Dataset records
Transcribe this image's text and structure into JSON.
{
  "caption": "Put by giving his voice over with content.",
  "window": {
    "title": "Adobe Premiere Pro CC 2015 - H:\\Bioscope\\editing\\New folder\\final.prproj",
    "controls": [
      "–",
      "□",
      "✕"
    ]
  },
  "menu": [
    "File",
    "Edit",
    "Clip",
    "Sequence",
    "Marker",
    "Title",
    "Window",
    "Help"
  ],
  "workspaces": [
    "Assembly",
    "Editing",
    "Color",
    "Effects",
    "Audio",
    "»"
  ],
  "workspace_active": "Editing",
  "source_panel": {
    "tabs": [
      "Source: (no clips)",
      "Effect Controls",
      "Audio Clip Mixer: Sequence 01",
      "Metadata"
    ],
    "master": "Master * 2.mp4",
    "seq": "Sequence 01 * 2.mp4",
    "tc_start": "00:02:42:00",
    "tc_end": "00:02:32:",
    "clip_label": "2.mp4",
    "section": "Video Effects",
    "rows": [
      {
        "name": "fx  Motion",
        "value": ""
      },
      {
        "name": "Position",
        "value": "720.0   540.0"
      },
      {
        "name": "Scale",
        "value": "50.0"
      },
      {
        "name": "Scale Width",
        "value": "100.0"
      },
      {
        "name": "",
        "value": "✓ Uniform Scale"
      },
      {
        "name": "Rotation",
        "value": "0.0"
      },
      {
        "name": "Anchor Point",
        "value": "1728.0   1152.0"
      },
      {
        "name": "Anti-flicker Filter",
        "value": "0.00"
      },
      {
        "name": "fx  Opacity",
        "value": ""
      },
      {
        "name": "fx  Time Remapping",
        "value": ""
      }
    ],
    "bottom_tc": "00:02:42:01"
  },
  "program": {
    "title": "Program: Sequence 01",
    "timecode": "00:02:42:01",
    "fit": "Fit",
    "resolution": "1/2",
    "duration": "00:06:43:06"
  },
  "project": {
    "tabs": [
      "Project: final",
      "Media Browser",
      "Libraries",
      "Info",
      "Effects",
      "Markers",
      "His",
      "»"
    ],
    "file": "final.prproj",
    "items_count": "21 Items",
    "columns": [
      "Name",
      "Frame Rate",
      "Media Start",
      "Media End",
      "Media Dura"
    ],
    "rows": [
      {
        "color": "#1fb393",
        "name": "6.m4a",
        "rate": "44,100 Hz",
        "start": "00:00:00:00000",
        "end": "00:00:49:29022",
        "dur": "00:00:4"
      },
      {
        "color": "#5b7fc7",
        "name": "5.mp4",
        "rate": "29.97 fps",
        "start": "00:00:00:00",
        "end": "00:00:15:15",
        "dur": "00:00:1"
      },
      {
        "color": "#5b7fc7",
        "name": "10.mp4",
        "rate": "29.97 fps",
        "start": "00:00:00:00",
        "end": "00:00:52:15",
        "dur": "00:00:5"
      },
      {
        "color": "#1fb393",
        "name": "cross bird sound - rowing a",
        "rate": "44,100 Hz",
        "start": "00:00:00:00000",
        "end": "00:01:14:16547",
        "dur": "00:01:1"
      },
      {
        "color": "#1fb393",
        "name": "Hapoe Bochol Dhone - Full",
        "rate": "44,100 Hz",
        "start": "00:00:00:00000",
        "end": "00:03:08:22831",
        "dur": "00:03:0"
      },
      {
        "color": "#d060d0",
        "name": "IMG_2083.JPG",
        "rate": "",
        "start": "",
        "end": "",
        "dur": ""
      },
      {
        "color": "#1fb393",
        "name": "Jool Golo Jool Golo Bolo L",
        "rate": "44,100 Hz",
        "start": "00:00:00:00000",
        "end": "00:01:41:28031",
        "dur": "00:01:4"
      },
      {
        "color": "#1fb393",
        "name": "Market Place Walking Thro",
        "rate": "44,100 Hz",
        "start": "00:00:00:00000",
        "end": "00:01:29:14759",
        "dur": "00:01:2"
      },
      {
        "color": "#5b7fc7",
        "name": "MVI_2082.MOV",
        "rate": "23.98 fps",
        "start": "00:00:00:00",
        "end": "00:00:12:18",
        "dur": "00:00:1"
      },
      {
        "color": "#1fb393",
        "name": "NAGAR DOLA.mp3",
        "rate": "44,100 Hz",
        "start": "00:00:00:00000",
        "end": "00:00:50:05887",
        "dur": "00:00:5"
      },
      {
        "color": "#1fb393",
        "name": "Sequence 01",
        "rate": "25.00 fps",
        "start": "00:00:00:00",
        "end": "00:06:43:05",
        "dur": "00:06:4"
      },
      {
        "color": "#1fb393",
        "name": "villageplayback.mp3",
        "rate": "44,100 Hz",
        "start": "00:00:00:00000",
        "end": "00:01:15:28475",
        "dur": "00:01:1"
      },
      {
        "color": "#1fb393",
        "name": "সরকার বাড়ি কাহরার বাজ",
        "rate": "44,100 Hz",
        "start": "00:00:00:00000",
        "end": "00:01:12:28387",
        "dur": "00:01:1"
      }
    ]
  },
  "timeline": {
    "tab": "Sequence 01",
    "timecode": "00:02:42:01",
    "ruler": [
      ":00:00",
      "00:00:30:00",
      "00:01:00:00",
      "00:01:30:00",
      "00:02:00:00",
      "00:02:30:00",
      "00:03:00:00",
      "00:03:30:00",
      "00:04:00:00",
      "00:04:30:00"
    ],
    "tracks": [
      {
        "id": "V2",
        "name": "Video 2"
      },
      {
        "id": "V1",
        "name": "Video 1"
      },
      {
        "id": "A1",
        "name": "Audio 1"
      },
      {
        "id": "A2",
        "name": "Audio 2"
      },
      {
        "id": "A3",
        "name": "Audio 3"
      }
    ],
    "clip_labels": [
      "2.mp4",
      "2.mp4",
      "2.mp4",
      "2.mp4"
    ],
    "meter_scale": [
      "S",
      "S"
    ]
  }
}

* Instructions to follow
Go through the lines above. Select every one that has the string "Media".

* Answer to the task
      "Media Browser",
      "Media Start",
      "Media End",
      "Media Dura"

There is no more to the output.